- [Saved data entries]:
──────────

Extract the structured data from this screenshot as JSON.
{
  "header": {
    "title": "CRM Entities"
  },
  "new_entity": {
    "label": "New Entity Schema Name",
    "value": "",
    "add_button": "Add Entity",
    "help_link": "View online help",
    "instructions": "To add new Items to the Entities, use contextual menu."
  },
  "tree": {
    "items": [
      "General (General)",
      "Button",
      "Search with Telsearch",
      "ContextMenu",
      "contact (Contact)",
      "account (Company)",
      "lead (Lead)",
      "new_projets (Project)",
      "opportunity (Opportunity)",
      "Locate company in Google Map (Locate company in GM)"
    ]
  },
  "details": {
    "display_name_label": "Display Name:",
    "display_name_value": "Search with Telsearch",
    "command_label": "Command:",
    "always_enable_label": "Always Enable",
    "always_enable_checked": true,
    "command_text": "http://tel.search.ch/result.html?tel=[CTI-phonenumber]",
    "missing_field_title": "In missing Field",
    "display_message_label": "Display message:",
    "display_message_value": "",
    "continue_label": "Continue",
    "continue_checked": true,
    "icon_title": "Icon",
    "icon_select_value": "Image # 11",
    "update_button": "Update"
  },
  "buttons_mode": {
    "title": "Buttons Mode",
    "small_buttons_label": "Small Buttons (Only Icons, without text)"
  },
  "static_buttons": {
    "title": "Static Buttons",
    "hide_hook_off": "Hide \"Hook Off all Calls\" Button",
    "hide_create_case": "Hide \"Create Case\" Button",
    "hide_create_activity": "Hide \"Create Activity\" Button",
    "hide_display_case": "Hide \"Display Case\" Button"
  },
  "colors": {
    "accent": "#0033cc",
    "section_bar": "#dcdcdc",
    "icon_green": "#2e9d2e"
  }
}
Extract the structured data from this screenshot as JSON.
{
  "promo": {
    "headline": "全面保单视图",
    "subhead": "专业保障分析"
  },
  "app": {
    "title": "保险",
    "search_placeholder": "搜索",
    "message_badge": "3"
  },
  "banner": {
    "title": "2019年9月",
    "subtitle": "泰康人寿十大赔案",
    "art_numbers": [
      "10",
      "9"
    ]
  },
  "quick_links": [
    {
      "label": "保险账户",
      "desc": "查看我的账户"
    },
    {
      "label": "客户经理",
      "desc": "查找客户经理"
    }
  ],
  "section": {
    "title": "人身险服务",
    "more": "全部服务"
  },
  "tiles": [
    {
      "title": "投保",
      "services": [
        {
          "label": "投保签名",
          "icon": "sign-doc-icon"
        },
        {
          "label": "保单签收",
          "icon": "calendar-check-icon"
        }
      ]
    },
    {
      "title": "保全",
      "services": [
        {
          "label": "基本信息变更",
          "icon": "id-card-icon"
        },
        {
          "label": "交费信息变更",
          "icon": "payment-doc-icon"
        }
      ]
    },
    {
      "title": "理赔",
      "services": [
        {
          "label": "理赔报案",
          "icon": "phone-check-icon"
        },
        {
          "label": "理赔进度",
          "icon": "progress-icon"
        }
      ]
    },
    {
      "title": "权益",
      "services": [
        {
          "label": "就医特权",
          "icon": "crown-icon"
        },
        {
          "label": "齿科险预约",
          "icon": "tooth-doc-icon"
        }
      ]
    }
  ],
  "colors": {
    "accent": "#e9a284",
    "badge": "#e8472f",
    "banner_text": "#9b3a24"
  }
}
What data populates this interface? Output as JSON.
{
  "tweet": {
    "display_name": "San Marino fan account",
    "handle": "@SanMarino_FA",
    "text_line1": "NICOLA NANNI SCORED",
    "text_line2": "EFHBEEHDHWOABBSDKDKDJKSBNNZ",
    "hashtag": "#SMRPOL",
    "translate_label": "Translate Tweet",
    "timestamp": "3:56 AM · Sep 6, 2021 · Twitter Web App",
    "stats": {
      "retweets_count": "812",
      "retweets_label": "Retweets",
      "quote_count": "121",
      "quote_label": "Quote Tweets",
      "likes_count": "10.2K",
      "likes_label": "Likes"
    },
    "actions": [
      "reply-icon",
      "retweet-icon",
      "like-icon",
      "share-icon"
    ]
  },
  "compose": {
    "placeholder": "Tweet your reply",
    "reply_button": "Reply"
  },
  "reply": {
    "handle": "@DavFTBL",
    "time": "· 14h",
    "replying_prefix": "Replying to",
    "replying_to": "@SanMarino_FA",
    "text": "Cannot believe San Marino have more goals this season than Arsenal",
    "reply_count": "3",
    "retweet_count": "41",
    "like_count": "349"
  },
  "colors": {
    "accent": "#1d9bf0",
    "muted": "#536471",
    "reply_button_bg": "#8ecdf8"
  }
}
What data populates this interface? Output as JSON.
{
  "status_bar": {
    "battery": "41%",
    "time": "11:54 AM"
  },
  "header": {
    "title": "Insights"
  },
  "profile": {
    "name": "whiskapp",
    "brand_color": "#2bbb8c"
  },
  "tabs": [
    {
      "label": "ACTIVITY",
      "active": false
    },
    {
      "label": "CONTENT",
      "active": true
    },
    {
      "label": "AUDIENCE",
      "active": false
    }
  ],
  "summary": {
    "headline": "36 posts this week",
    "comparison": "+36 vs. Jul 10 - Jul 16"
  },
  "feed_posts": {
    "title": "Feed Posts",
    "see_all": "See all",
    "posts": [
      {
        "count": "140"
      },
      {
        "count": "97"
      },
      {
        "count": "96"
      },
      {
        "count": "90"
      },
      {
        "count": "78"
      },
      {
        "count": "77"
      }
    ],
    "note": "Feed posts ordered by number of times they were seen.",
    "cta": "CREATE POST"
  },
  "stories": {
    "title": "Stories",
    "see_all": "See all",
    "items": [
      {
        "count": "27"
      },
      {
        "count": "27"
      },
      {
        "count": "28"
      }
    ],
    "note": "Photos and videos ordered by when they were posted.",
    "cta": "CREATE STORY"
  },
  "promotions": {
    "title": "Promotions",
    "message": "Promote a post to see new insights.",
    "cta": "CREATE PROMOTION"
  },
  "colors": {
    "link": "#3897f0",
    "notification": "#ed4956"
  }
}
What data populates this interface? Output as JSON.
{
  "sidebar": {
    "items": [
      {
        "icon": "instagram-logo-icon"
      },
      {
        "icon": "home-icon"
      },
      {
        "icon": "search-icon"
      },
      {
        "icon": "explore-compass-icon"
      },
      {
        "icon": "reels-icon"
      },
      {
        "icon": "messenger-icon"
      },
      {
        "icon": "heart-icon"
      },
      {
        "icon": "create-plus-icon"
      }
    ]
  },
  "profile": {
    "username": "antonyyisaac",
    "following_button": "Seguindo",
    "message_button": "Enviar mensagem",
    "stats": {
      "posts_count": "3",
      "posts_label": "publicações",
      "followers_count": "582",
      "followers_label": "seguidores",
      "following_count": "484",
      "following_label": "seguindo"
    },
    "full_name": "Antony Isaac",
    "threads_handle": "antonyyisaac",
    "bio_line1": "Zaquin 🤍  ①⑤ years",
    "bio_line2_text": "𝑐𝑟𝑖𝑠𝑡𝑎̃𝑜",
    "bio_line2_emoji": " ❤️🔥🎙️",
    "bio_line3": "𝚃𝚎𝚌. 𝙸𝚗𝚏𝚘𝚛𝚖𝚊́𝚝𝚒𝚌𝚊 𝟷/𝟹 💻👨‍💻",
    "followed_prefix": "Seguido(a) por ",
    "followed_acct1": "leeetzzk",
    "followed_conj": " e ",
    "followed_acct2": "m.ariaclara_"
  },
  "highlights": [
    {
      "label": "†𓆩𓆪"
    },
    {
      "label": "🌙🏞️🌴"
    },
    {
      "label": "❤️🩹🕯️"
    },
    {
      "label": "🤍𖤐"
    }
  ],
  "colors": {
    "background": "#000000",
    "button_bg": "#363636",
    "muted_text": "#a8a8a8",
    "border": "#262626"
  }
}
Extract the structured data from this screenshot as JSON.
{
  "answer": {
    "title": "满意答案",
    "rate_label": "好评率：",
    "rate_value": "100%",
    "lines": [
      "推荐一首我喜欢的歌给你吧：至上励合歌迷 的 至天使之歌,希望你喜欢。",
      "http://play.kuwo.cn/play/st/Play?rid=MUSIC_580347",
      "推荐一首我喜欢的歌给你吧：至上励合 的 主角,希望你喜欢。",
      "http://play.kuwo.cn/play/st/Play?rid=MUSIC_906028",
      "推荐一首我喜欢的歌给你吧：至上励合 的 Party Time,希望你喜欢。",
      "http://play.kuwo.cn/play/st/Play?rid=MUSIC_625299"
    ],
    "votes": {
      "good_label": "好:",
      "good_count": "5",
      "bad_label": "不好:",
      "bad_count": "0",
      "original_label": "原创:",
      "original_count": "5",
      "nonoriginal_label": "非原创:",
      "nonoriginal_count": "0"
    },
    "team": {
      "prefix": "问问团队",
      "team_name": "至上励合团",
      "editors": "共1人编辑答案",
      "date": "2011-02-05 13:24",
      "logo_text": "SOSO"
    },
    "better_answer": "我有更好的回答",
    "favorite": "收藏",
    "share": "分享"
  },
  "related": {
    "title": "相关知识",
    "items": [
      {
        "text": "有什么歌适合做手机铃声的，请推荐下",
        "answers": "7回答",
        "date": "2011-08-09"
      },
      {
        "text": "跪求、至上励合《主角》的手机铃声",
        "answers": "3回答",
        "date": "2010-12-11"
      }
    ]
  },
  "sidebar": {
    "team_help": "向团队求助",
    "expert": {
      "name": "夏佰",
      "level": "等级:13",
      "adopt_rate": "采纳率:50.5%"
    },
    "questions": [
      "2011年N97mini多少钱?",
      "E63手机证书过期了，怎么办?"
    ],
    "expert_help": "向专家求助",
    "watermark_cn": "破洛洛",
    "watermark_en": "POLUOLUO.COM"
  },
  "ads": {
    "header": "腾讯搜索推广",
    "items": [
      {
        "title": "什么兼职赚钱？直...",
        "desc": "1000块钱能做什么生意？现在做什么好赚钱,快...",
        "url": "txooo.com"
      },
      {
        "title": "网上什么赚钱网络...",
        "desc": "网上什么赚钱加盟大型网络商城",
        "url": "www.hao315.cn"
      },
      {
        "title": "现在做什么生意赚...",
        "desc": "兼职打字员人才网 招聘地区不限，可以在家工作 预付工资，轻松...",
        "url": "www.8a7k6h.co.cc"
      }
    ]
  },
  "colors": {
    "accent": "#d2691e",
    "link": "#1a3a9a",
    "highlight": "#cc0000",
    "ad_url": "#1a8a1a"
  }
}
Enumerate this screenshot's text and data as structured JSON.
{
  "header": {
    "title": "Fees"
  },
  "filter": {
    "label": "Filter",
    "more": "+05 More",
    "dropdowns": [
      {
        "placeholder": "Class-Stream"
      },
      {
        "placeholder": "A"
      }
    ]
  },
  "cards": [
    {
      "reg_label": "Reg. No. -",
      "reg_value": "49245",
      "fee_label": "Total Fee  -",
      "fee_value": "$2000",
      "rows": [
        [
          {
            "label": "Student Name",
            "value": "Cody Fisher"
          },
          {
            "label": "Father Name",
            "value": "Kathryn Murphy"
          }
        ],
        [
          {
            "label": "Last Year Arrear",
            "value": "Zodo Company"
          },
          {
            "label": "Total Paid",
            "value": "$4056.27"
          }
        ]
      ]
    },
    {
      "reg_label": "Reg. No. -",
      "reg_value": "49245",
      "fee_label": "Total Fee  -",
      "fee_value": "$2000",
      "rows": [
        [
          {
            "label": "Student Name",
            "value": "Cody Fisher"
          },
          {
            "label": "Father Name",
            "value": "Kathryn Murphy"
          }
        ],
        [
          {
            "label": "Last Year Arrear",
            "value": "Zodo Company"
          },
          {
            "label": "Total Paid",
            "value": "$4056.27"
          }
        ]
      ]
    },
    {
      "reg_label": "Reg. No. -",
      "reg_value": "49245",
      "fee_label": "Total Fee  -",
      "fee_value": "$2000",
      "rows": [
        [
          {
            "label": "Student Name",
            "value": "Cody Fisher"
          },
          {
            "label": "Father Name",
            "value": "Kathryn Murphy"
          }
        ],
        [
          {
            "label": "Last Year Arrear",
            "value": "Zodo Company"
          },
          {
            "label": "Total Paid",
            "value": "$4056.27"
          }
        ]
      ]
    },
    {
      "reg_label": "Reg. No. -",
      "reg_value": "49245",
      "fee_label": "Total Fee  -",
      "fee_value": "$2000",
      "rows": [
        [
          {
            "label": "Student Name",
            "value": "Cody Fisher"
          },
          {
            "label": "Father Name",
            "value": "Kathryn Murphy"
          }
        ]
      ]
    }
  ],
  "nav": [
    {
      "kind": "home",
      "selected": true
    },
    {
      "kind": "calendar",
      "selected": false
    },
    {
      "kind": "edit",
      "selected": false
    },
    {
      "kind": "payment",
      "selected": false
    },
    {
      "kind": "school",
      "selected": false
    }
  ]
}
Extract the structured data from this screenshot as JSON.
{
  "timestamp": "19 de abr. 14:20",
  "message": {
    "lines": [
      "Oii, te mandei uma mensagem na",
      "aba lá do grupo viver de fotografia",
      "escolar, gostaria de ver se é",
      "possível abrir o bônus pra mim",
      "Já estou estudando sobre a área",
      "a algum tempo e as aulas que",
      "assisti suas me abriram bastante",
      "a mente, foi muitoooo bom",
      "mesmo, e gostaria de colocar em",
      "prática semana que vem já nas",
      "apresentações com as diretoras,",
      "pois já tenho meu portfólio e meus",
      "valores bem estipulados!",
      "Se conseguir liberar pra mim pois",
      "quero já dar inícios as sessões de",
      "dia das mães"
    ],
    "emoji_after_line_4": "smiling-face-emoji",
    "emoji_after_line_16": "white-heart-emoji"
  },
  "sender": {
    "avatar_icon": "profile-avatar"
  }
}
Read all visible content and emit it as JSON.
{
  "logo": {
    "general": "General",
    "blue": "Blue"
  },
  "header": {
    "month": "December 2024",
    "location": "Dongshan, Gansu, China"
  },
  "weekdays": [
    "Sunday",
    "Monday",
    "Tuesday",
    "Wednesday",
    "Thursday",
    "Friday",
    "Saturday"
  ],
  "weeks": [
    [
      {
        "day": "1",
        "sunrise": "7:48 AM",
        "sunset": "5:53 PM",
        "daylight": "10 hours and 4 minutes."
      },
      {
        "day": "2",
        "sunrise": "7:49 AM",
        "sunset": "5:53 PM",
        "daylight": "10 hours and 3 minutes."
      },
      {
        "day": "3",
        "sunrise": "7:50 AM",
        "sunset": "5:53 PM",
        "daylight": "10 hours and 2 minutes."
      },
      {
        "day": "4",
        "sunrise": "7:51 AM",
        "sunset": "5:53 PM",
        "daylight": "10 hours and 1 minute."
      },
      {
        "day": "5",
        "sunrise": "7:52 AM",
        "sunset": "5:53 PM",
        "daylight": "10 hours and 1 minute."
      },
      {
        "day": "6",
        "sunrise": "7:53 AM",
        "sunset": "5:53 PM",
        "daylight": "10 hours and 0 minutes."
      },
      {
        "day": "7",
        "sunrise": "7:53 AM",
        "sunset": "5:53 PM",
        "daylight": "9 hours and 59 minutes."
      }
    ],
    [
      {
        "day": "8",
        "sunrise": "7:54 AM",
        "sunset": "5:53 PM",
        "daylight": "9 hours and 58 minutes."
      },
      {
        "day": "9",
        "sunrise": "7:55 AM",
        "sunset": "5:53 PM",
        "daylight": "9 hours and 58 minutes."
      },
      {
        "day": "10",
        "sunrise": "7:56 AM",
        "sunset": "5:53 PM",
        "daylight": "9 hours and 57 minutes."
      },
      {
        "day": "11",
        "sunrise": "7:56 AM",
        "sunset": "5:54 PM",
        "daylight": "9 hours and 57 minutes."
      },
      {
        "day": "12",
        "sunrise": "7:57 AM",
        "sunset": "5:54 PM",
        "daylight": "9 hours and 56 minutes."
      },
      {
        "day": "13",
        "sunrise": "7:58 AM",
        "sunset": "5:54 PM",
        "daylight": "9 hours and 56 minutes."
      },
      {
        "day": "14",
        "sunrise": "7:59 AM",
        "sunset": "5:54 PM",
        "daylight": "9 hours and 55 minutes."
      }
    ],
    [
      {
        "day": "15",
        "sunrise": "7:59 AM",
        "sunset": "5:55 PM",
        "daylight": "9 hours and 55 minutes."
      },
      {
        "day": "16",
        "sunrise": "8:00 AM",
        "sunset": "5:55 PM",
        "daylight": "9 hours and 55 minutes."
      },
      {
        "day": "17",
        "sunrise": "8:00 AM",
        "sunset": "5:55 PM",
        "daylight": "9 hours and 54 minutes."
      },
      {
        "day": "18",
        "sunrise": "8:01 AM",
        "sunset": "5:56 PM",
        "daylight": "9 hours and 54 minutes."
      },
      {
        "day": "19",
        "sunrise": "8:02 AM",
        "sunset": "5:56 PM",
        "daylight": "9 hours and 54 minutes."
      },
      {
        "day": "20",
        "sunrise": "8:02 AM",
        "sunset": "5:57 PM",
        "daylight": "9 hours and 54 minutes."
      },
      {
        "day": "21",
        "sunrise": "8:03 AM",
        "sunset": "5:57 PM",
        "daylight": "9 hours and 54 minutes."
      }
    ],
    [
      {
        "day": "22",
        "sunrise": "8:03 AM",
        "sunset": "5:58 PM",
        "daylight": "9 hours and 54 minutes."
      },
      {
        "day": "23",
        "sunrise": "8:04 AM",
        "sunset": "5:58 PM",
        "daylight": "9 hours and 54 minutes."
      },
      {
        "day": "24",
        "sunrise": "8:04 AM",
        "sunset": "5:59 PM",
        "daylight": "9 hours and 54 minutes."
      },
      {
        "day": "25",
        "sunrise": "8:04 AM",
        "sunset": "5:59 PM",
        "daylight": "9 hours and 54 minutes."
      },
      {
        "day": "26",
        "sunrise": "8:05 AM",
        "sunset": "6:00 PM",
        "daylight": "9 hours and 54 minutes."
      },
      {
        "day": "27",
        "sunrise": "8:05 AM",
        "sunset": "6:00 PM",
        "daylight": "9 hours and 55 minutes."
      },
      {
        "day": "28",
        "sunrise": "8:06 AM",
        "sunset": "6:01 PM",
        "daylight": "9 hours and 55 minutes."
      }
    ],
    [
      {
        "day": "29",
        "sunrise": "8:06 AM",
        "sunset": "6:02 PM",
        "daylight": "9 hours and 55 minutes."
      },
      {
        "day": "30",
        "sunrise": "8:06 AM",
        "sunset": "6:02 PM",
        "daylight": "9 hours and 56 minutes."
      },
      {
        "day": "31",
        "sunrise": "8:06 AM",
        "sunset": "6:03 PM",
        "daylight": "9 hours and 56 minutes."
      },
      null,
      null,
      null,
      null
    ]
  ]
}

──────────

- [Given request]: Filter for "http". Return all lines that hold it.

- [Answer to this task]:
    "command_text": "http://tel.search.ch/result.html?tel=[CTI-phonenumber]",
      "http://play.kuwo.cn/play/st/Play?rid=MUSIC_580347",
      "http://play.kuwo.cn/play/st/Play?rid=MUSIC_906028",
      "http://play.kuwo.cn/play/st/Play?rid=MUSIC_625299"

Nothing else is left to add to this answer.